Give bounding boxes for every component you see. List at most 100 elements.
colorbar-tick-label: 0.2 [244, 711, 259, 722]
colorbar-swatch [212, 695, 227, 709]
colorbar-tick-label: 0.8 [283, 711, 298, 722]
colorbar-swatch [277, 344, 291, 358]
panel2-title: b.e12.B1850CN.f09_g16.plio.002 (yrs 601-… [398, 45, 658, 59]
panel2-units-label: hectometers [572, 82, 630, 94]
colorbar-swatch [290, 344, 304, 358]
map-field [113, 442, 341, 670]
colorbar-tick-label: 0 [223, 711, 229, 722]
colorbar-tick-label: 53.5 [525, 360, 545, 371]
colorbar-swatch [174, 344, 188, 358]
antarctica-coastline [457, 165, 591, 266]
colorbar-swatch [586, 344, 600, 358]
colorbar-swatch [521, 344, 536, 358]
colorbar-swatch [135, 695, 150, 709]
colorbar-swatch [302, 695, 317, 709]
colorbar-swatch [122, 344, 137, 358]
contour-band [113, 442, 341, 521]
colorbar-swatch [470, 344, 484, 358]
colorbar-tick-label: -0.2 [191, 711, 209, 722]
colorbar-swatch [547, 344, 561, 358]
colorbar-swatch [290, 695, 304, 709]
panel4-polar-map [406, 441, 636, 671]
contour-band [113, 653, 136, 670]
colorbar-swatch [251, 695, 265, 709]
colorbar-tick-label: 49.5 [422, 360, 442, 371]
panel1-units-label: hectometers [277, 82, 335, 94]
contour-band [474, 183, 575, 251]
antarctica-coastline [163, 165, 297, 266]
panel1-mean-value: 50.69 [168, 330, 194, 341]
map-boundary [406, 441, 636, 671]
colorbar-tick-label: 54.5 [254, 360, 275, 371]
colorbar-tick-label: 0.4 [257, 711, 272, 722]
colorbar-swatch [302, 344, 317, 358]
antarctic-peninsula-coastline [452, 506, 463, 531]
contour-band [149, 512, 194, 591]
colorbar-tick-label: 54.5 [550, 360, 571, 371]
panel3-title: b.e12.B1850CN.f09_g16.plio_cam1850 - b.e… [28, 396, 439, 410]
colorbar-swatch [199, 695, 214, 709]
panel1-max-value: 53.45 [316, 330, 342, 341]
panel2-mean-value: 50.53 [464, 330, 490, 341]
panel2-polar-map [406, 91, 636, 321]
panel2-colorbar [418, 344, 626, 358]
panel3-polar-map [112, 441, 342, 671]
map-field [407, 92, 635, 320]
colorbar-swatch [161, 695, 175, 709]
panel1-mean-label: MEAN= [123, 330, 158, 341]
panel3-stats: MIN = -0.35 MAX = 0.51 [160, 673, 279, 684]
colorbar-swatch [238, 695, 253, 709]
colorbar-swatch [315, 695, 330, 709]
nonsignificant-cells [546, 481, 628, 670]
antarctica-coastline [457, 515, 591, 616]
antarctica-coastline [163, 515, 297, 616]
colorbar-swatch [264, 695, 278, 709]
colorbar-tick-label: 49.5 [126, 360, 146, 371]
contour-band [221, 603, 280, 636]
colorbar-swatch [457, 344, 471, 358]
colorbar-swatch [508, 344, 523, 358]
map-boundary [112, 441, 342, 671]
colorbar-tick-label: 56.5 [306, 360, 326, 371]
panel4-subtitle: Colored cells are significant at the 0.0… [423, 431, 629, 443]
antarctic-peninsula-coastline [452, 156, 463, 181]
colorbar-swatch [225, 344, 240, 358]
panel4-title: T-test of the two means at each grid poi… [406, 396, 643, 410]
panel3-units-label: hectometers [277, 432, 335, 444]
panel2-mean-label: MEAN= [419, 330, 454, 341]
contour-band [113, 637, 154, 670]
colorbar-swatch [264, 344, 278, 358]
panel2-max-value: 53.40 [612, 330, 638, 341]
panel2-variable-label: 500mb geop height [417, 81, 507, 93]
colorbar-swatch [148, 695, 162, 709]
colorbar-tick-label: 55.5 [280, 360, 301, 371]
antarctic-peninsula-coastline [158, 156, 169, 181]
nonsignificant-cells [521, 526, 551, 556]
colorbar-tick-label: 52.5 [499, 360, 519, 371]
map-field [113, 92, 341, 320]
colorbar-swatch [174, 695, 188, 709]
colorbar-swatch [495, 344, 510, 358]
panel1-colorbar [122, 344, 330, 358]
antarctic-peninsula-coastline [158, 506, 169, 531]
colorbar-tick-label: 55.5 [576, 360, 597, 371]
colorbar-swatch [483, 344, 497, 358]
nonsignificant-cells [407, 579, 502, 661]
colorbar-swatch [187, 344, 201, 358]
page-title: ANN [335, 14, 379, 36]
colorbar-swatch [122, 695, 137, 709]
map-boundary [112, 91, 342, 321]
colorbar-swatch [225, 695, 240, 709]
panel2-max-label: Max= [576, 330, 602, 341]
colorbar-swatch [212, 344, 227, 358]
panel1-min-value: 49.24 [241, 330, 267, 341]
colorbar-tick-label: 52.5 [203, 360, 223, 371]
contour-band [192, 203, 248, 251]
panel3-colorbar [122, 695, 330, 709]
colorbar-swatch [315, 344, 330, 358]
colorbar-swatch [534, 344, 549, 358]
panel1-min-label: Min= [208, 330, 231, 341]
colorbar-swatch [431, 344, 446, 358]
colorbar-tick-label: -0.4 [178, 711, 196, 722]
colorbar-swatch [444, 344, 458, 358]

····················

YOUR INSTRUCTIONS - Give the listing again in full, with every line intact.

ANSWER SPACE -
Give bounding boxes for every component you see. List at most 100 elements.
colorbar-tick-label: 0.2 [244, 711, 259, 722]
colorbar-swatch [212, 695, 227, 709]
colorbar-tick-label: 0.8 [283, 711, 298, 722]
colorbar-swatch [277, 344, 291, 358]
panel2-title: b.e12.B1850CN.f09_g16.plio.002 (yrs 601-… [398, 45, 658, 59]
panel2-units-label: hectometers [572, 82, 630, 94]
colorbar-swatch [290, 344, 304, 358]
map-field [113, 442, 341, 670]
colorbar-tick-label: 0 [223, 711, 229, 722]
colorbar-tick-label: 53.5 [525, 360, 545, 371]
colorbar-swatch [174, 344, 188, 358]
antarctica-coastline [457, 165, 591, 266]
colorbar-swatch [586, 344, 600, 358]
colorbar-swatch [521, 344, 536, 358]
colorbar-swatch [135, 695, 150, 709]
colorbar-swatch [302, 695, 317, 709]
colorbar-swatch [122, 344, 137, 358]
contour-band [113, 442, 341, 521]
colorbar-swatch [470, 344, 484, 358]
colorbar-tick-label: -0.2 [191, 711, 209, 722]
colorbar-swatch [547, 344, 561, 358]
colorbar-swatch [290, 695, 304, 709]
panel4-polar-map [406, 441, 636, 671]
contour-band [113, 653, 136, 670]
colorbar-swatch [251, 695, 265, 709]
colorbar-tick-label: 49.5 [422, 360, 442, 371]
panel1-units-label: hectometers [277, 82, 335, 94]
contour-band [474, 183, 575, 251]
antarctica-coastline [163, 165, 297, 266]
panel1-mean-value: 50.69 [168, 330, 194, 341]
map-boundary [406, 441, 636, 671]
colorbar-tick-label: 54.5 [254, 360, 275, 371]
colorbar-tick-label: 0.4 [257, 711, 272, 722]
colorbar-swatch [302, 344, 317, 358]
antarctic-peninsula-coastline [452, 506, 463, 531]
contour-band [149, 512, 194, 591]
colorbar-tick-label: 54.5 [550, 360, 571, 371]
panel3-title: b.e12.B1850CN.f09_g16.plio_cam1850 - b.e… [28, 396, 439, 410]
colorbar-swatch [199, 695, 214, 709]
panel1-max-value: 53.45 [316, 330, 342, 341]
panel2-mean-value: 50.53 [464, 330, 490, 341]
panel2-polar-map [406, 91, 636, 321]
panel2-colorbar [418, 344, 626, 358]
panel3-polar-map [112, 441, 342, 671]
map-field [407, 92, 635, 320]
colorbar-swatch [161, 695, 175, 709]
panel1-mean-label: MEAN= [123, 330, 158, 341]
panel3-stats: MIN = -0.35 MAX = 0.51 [160, 673, 279, 684]
colorbar-swatch [238, 695, 253, 709]
colorbar-swatch [315, 695, 330, 709]
nonsignificant-cells [546, 481, 628, 670]
antarctica-coastline [457, 515, 591, 616]
antarctica-coastline [163, 515, 297, 616]
colorbar-swatch [264, 695, 278, 709]
colorbar-tick-label: 49.5 [126, 360, 146, 371]
contour-band [221, 603, 280, 636]
colorbar-swatch [457, 344, 471, 358]
colorbar-swatch [508, 344, 523, 358]
map-boundary [112, 441, 342, 671]
colorbar-tick-label: 56.5 [306, 360, 326, 371]
panel4-subtitle: Colored cells are significant at the 0.0… [423, 431, 629, 443]
antarctic-peninsula-coastline [452, 156, 463, 181]
colorbar-swatch [225, 344, 240, 358]
panel4-title: T-test of the two means at each grid poi… [406, 396, 643, 410]
panel3-units-label: hectometers [277, 432, 335, 444]
panel2-mean-label: MEAN= [419, 330, 454, 341]
contour-band [113, 637, 154, 670]
colorbar-swatch [264, 344, 278, 358]
panel2-max-value: 53.40 [612, 330, 638, 341]
panel2-variable-label: 500mb geop height [417, 81, 507, 93]
colorbar-swatch [148, 695, 162, 709]
colorbar-tick-label: 55.5 [280, 360, 301, 371]
antarctic-peninsula-coastline [158, 156, 169, 181]
nonsignificant-cells [521, 526, 551, 556]
colorbar-tick-label: 52.5 [499, 360, 519, 371]
map-field [113, 92, 341, 320]
colorbar-swatch [174, 695, 188, 709]
colorbar-swatch [495, 344, 510, 358]
panel1-colorbar [122, 344, 330, 358]
antarctic-peninsula-coastline [158, 506, 169, 531]
colorbar-tick-label: 55.5 [576, 360, 597, 371]
colorbar-swatch [483, 344, 497, 358]
nonsignificant-cells [407, 579, 502, 661]
colorbar-swatch [187, 344, 201, 358]
page-title: ANN [335, 14, 379, 36]
colorbar-swatch [122, 695, 137, 709]
map-boundary [112, 91, 342, 321]
colorbar-swatch [225, 695, 240, 709]
panel2-max-label: Max= [576, 330, 602, 341]
colorbar-swatch [212, 344, 227, 358]
panel1-min-value: 49.24 [241, 330, 267, 341]
colorbar-tick-label: 52.5 [203, 360, 223, 371]
contour-band [192, 203, 248, 251]
panel3-colorbar [122, 695, 330, 709]
colorbar-swatch [315, 344, 330, 358]
colorbar-swatch [534, 344, 549, 358]
panel1-min-label: Min= [208, 330, 231, 341]
colorbar-swatch [431, 344, 446, 358]
colorbar-tick-label: -0.4 [178, 711, 196, 722]
colorbar-swatch [444, 344, 458, 358]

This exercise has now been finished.